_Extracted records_
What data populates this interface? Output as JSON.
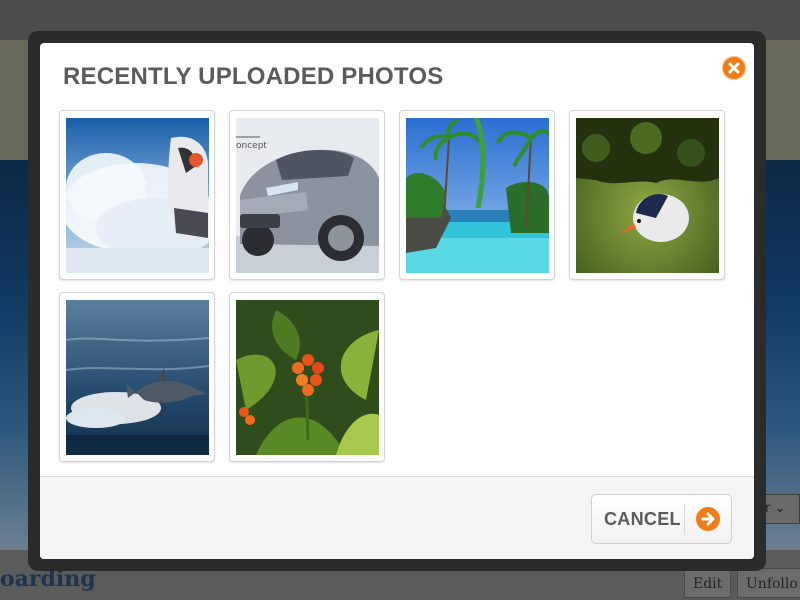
{
  "background": {
    "page_title": "oarding",
    "buttons": {
      "edit": "Edit",
      "unfollow": "Unfollo"
    },
    "select_value": "er"
  },
  "modal": {
    "title": "RECENTLY UPLOADED PHOTOS",
    "close_icon": "close-icon",
    "photos": [
      {
        "name": "photo-jetski",
        "subject": "jetski-spray"
      },
      {
        "name": "photo-car",
        "subject": "silver-suv-concept",
        "caption": "oncept"
      },
      {
        "name": "photo-pool",
        "subject": "tropical-pool-palms"
      },
      {
        "name": "photo-bird",
        "subject": "bird-hanging"
      },
      {
        "name": "photo-dolphin",
        "subject": "dolphin-jumping"
      },
      {
        "name": "photo-flower",
        "subject": "orange-flower-leaves"
      }
    ],
    "footer": {
      "cancel_label": "CANCEL",
      "cancel_icon": "arrow-right-circle-icon"
    }
  },
  "colors": {
    "accent": "#ef7d18",
    "title_text": "#5b5b5b",
    "overlay_frame": "#2b2b2b"
  }
}
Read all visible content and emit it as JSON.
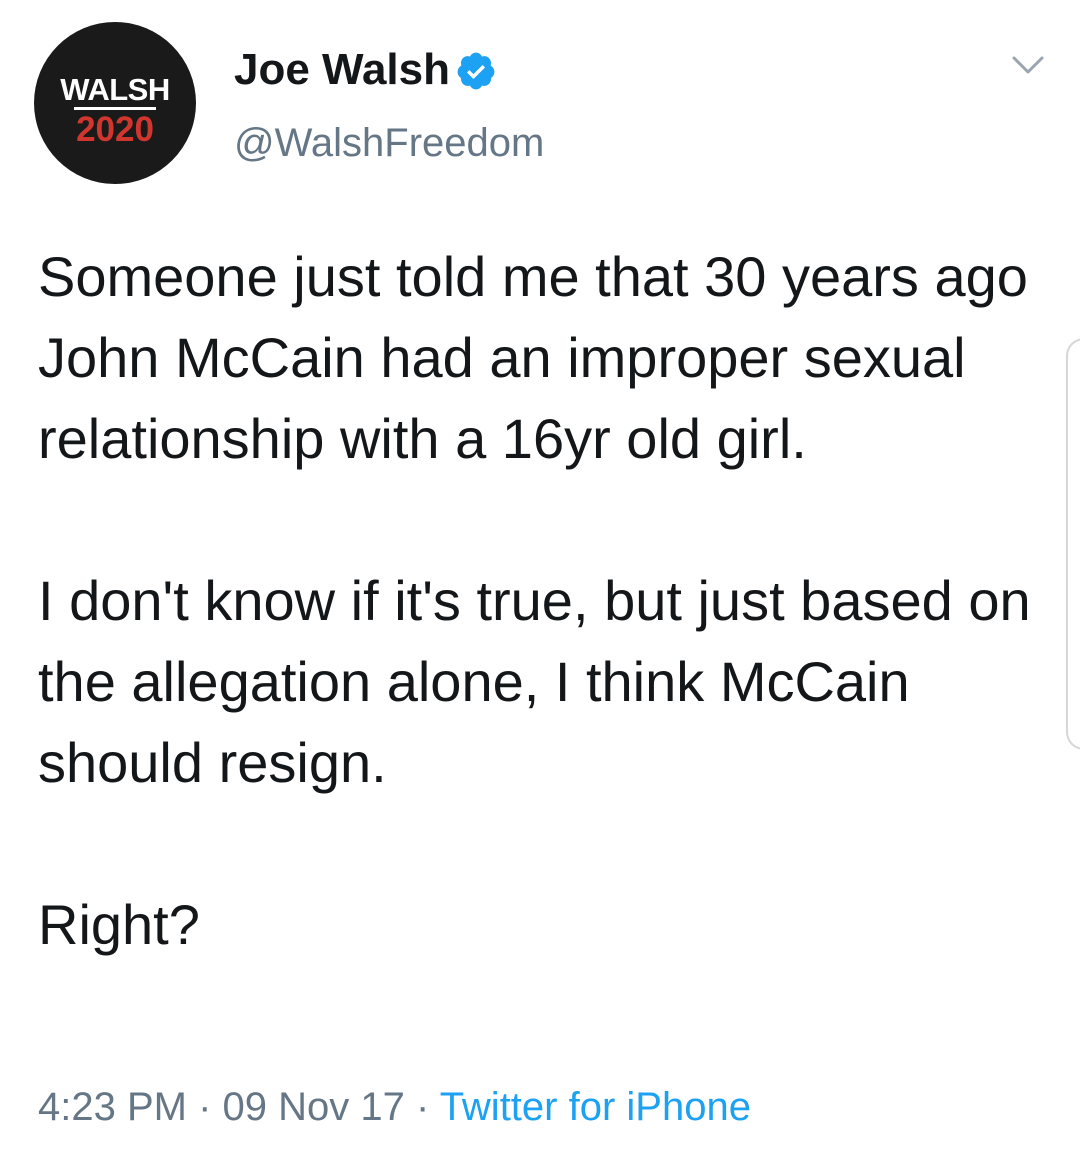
{
  "author": {
    "name": "Joe Walsh",
    "handle": "@WalshFreedom",
    "avatar": {
      "brand_top": "WALSH",
      "brand_bottom": "2020"
    },
    "verified_icon": "verified-badge-icon"
  },
  "tweet": {
    "paragraphs": [
      "Someone just told me that 30 years ago John McCain had an improper sexual relationship with a 16yr old girl.",
      "I don't know if it's true, but just based on the allegation alone, I think McCain should resign.",
      "Right?"
    ]
  },
  "meta": {
    "time": "4:23 PM",
    "separator": " · ",
    "date": "09 Nov 17",
    "source": "Twitter for iPhone"
  },
  "colors": {
    "text": "#14171a",
    "secondary": "#657786",
    "link": "#1da1f2",
    "verified": "#1da1f2",
    "avatar_bg": "#1a1a1a",
    "brand_red": "#d1362e"
  },
  "icons": {
    "menu": "chevron-down-icon"
  }
}
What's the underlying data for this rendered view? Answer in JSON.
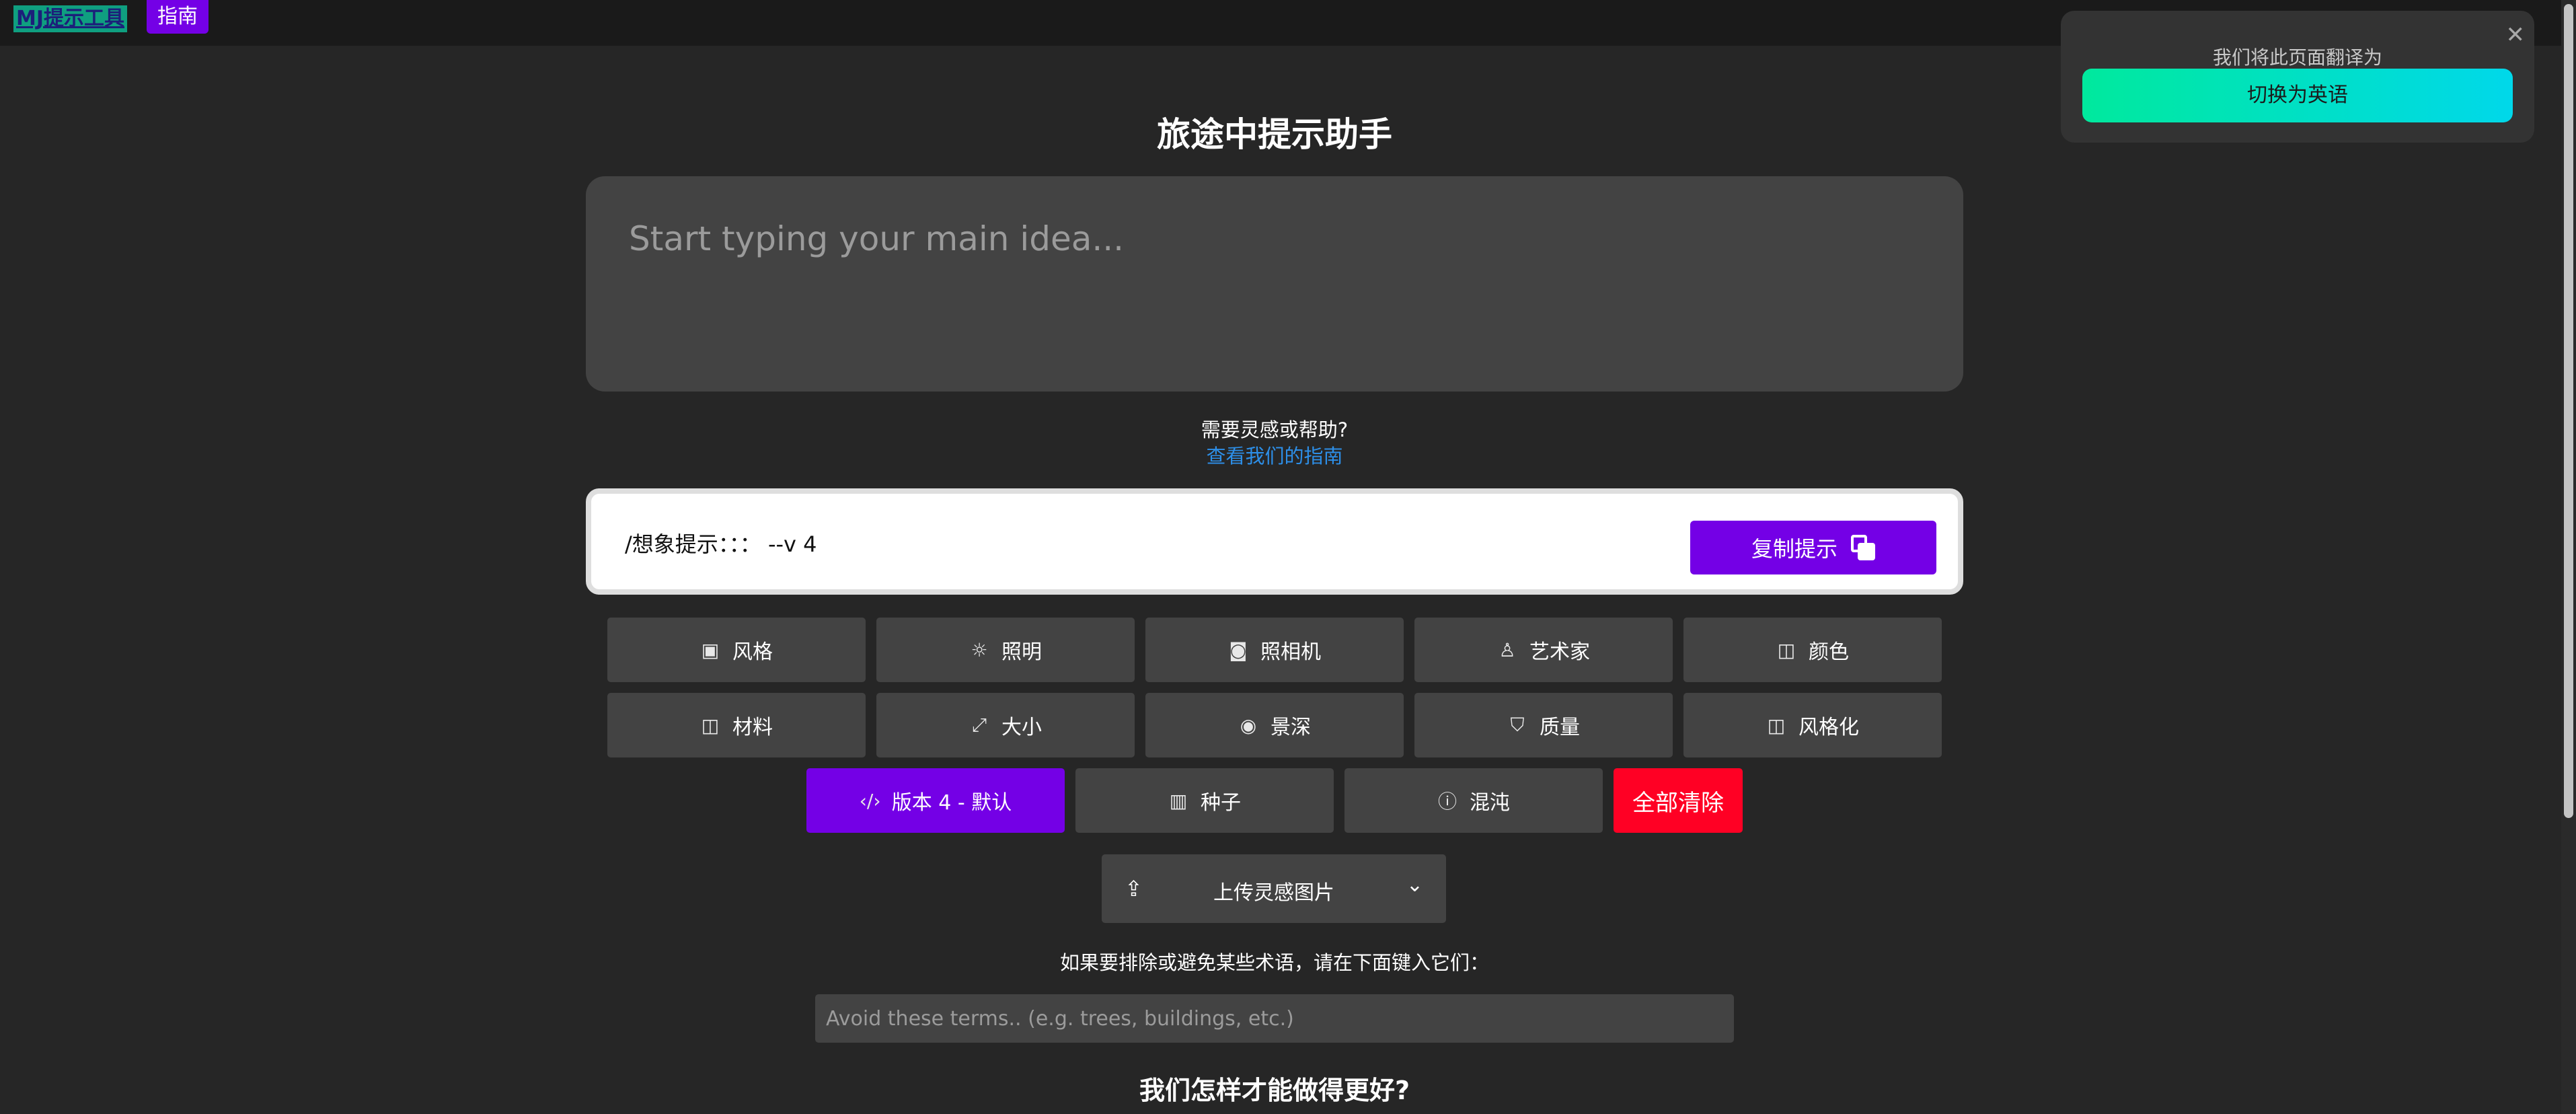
{
  "topbar": {
    "logo": "MJ提示工具",
    "guide": "指南"
  },
  "main": {
    "title": "旅途中提示助手",
    "idea_placeholder": "Start typing your main idea...",
    "help_question": "需要灵感或帮助?",
    "help_link": "查看我们的指南",
    "prompt_text": "/想象提示：：：  --v 4",
    "copy_label": "复制提示",
    "options_row1": [
      "风格",
      "照明",
      "照相机",
      "艺术家",
      "颜色"
    ],
    "options_row2": [
      "材料",
      "大小",
      "景深",
      "质量",
      "风格化"
    ],
    "version_label": "版本 4 - 默认",
    "seed_label": "种子",
    "chaos_label": "混沌",
    "clear_label": "全部清除",
    "upload_label": "上传灵感图片",
    "exclude_label": "如果要排除或避免某些术语，请在下面键入它们：",
    "exclude_placeholder": "Avoid these terms.. (e.g. trees, buildings, etc.)",
    "better_title": "我们怎样才能做得更好?"
  },
  "translate_popup": {
    "message": "我们将此页面翻译为",
    "switch_label": "切换为英语"
  },
  "colors": {
    "accent": "#7400e6",
    "danger": "#ff0024",
    "link": "#2d8fe8"
  }
}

_Task directions_
State how many lines include the string "What", and nothing more.

_Written answer_
2